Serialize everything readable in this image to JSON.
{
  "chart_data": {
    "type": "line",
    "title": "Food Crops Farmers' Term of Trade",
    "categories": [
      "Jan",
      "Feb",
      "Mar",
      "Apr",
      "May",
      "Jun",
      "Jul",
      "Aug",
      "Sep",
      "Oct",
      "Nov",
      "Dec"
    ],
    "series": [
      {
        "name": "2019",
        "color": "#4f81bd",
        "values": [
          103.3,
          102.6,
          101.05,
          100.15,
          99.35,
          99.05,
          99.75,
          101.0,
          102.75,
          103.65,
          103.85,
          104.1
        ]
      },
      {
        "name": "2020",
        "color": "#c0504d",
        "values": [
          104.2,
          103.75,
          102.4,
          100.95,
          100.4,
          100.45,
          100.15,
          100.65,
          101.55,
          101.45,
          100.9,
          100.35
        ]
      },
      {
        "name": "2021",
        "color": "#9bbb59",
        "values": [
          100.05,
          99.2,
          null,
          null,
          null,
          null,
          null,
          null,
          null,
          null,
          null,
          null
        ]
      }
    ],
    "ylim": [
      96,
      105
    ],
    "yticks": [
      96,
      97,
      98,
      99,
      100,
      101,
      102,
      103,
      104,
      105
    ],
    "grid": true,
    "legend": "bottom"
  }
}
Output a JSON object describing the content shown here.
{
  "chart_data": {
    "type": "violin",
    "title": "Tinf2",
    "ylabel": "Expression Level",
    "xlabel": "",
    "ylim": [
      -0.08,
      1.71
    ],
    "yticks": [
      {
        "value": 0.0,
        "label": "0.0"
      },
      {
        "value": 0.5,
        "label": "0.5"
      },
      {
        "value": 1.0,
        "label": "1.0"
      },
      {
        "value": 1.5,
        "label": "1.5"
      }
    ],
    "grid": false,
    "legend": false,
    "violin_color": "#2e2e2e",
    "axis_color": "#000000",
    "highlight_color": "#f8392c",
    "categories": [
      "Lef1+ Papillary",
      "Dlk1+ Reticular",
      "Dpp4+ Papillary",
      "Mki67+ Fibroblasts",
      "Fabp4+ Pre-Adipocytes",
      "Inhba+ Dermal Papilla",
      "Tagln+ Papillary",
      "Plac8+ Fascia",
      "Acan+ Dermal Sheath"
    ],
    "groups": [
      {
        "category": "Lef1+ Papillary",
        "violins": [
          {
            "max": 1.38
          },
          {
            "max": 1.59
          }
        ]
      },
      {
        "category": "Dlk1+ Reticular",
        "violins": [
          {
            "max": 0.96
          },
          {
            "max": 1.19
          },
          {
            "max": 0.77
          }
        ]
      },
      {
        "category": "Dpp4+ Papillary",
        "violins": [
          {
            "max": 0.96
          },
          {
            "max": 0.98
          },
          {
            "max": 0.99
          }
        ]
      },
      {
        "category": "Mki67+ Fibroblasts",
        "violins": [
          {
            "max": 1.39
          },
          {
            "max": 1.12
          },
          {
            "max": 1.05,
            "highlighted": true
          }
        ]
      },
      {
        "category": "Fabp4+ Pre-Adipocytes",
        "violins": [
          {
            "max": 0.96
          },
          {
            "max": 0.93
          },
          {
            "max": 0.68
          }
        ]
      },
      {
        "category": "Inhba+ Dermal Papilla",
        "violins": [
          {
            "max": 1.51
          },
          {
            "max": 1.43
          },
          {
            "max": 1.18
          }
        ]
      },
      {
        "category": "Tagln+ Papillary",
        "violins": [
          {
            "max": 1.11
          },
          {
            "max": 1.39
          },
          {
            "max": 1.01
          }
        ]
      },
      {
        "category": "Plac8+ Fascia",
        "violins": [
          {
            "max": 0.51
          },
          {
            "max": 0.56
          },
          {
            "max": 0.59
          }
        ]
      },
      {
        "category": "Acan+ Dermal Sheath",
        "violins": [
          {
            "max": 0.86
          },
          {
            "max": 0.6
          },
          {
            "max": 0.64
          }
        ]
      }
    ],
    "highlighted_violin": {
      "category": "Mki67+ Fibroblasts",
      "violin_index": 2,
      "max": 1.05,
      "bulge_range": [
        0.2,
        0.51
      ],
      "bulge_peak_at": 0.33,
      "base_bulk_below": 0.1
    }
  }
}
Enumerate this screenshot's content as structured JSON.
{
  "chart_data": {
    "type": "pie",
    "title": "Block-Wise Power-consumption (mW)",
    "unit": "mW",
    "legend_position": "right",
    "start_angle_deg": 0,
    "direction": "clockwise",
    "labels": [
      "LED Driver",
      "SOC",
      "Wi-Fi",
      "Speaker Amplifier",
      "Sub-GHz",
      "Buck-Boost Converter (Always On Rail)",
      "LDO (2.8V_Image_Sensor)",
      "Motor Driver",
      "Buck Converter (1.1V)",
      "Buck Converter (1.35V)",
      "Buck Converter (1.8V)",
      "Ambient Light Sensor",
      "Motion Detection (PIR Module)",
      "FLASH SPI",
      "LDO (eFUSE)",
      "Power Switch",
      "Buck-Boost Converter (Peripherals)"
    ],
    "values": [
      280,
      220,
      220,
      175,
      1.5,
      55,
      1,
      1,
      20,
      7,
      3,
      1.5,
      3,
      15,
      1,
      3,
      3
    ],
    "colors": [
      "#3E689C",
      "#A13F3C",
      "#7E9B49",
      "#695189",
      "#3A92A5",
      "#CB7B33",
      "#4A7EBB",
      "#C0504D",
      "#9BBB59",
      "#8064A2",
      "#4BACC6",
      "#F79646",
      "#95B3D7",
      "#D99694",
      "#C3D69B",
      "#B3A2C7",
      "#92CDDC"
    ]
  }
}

**What to do**. Your task is to repeat every entry exactly.

**Exercise response**.
Serialize everything readable in this image to JSON.
{
  "chart_data": {
    "type": "line",
    "title": "Food Crops Farmers' Term of Trade",
    "categories": [
      "Jan",
      "Feb",
      "Mar",
      "Apr",
      "May",
      "Jun",
      "Jul",
      "Aug",
      "Sep",
      "Oct",
      "Nov",
      "Dec"
    ],
    "series": [
      {
        "name": "2019",
        "color": "#4f81bd",
        "values": [
          103.3,
          102.6,
          101.05,
          100.15,
          99.35,
          99.05,
          99.75,
          101.0,
          102.75,
          103.65,
          103.85,
          104.1
        ]
      },
      {
        "name": "2020",
        "color": "#c0504d",
        "values": [
          104.2,
          103.75,
          102.4,
          100.95,
          100.4,
          100.45,
          100.15,
          100.65,
          101.55,
          101.45,
          100.9,
          100.35
        ]
      },
      {
        "name": "2021",
        "color": "#9bbb59",
        "values": [
          100.05,
          99.2,
          null,
          null,
          null,
          null,
          null,
          null,
          null,
          null,
          null,
          null
        ]
      }
    ],
    "ylim": [
      96,
      105
    ],
    "yticks": [
      96,
      97,
      98,
      99,
      100,
      101,
      102,
      103,
      104,
      105
    ],
    "grid": true,
    "legend": "bottom"
  }
}
Output a JSON object describing the content shown here.
{
  "chart_data": {
    "type": "violin",
    "title": "Tinf2",
    "ylabel": "Expression Level",
    "xlabel": "",
    "ylim": [
      -0.08,
      1.71
    ],
    "yticks": [
      {
        "value": 0.0,
        "label": "0.0"
      },
      {
        "value": 0.5,
        "label": "0.5"
      },
      {
        "value": 1.0,
        "label": "1.0"
      },
      {
        "value": 1.5,
        "label": "1.5"
      }
    ],
    "grid": false,
    "legend": false,
    "violin_color": "#2e2e2e",
    "axis_color": "#000000",
    "highlight_color": "#f8392c",
    "categories": [
      "Lef1+ Papillary",
      "Dlk1+ Reticular",
      "Dpp4+ Papillary",
      "Mki67+ Fibroblasts",
      "Fabp4+ Pre-Adipocytes",
      "Inhba+ Dermal Papilla",
      "Tagln+ Papillary",
      "Plac8+ Fascia",
      "Acan+ Dermal Sheath"
    ],
    "groups": [
      {
        "category": "Lef1+ Papillary",
        "violins": [
          {
            "max": 1.38
          },
          {
            "max": 1.59
          }
        ]
      },
      {
        "category": "Dlk1+ Reticular",
        "violins": [
          {
            "max": 0.96
          },
          {
            "max": 1.19
          },
          {
            "max": 0.77
          }
        ]
      },
      {
        "category": "Dpp4+ Papillary",
        "violins": [
          {
            "max": 0.96
          },
          {
            "max": 0.98
          },
          {
            "max": 0.99
          }
        ]
      },
      {
        "category": "Mki67+ Fibroblasts",
        "violins": [
          {
            "max": 1.39
          },
          {
            "max": 1.12
          },
          {
            "max": 1.05,
            "highlighted": true
          }
        ]
      },
      {
        "category": "Fabp4+ Pre-Adipocytes",
        "violins": [
          {
            "max": 0.96
          },
          {
            "max": 0.93
          },
          {
            "max": 0.68
          }
        ]
      },
      {
        "category": "Inhba+ Dermal Papilla",
        "violins": [
          {
            "max": 1.51
          },
          {
            "max": 1.43
          },
          {
            "max": 1.18
          }
        ]
      },
      {
        "category": "Tagln+ Papillary",
        "violins": [
          {
            "max": 1.11
          },
          {
            "max": 1.39
          },
          {
            "max": 1.01
          }
        ]
      },
      {
        "category": "Plac8+ Fascia",
        "violins": [
          {
            "max": 0.51
          },
          {
            "max": 0.56
          },
          {
            "max": 0.59
          }
        ]
      },
      {
        "category": "Acan+ Dermal Sheath",
        "violins": [
          {
            "max": 0.86
          },
          {
            "max": 0.6
          },
          {
            "max": 0.64
          }
        ]
      }
    ],
    "highlighted_violin": {
      "category": "Mki67+ Fibroblasts",
      "violin_index": 2,
      "max": 1.05,
      "bulge_range": [
        0.2,
        0.51
      ],
      "bulge_peak_at": 0.33,
      "base_bulk_below": 0.1
    }
  }
}
Enumerate this screenshot's content as structured JSON.
{
  "chart_data": {
    "type": "pie",
    "title": "Block-Wise Power-consumption (mW)",
    "unit": "mW",
    "legend_position": "right",
    "start_angle_deg": 0,
    "direction": "clockwise",
    "labels": [
      "LED Driver",
      "SOC",
      "Wi-Fi",
      "Speaker Amplifier",
      "Sub-GHz",
      "Buck-Boost Converter (Always On Rail)",
      "LDO (2.8V_Image_Sensor)",
      "Motor Driver",
      "Buck Converter (1.1V)",
      "Buck Converter (1.35V)",
      "Buck Converter (1.8V)",
      "Ambient Light Sensor",
      "Motion Detection (PIR Module)",
      "FLASH SPI",
      "LDO (eFUSE)",
      "Power Switch",
      "Buck-Boost Converter (Peripherals)"
    ],
    "values": [
      280,
      220,
      220,
      175,
      1.5,
      55,
      1,
      1,
      20,
      7,
      3,
      1.5,
      3,
      15,
      1,
      3,
      3
    ],
    "colors": [
      "#3E689C",
      "#A13F3C",
      "#7E9B49",
      "#695189",
      "#3A92A5",
      "#CB7B33",
      "#4A7EBB",
      "#C0504D",
      "#9BBB59",
      "#8064A2",
      "#4BACC6",
      "#F79646",
      "#95B3D7",
      "#D99694",
      "#C3D69B",
      "#B3A2C7",
      "#92CDDC"
    ]
  }
}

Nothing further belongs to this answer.